── SUPPLIED INFORMATION

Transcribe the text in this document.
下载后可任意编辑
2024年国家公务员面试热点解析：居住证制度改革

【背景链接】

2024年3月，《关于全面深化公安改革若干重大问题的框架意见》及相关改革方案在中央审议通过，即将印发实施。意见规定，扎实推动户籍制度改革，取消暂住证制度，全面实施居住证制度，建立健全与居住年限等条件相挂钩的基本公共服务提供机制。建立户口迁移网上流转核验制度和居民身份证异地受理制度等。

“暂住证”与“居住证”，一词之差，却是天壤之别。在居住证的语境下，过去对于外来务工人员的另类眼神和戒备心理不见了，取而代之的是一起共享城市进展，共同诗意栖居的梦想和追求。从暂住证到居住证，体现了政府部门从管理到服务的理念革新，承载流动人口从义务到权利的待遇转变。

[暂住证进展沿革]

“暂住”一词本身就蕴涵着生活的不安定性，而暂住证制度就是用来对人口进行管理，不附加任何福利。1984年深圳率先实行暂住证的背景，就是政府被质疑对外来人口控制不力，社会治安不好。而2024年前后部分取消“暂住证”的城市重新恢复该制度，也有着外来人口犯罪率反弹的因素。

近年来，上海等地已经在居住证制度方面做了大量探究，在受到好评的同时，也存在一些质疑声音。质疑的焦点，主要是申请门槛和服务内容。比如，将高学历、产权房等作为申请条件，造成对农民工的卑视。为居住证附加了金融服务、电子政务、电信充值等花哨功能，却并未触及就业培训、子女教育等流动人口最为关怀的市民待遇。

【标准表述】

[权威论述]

────

* _YOUR GOAL_
Each record must be repeated exactly as it is.

* _SOLUTION_
Transcribe the text in this document.
下载后可任意编辑
2024年国家公务员面试热点解析：居住证制度改革

【背景链接】

2024年3月，《关于全面深化公安改革若干重大问题的框架意见》及相关改革方案在中央审议通过，即将印发实施。意见规定，扎实推动户籍制度改革，取消暂住证制度，全面实施居住证制度，建立健全与居住年限等条件相挂钩的基本公共服务提供机制。建立户口迁移网上流转核验制度和居民身份证异地受理制度等。

“暂住证”与“居住证”，一词之差，却是天壤之别。在居住证的语境下，过去对于外来务工人员的另类眼神和戒备心理不见了，取而代之的是一起共享城市进展，共同诗意栖居的梦想和追求。从暂住证到居住证，体现了政府部门从管理到服务的理念革新，承载流动人口从义务到权利的待遇转变。

[暂住证进展沿革]

“暂住”一词本身就蕴涵着生活的不安定性，而暂住证制度就是用来对人口进行管理，不附加任何福利。1984年深圳率先实行暂住证的背景，就是政府被质疑对外来人口控制不力，社会治安不好。而2024年前后部分取消“暂住证”的城市重新恢复该制度，也有着外来人口犯罪率反弹的因素。

近年来，上海等地已经在居住证制度方面做了大量探究，在受到好评的同时，也存在一些质疑声音。质疑的焦点，主要是申请门槛和服务内容。比如，将高学历、产权房等作为申请条件，造成对农民工的卑视。为居住证附加了金融服务、电子政务、电信充值等花哨功能，却并未触及就业培训、子女教育等流动人口最为关怀的市民待遇。

【标准表述】

[权威论述]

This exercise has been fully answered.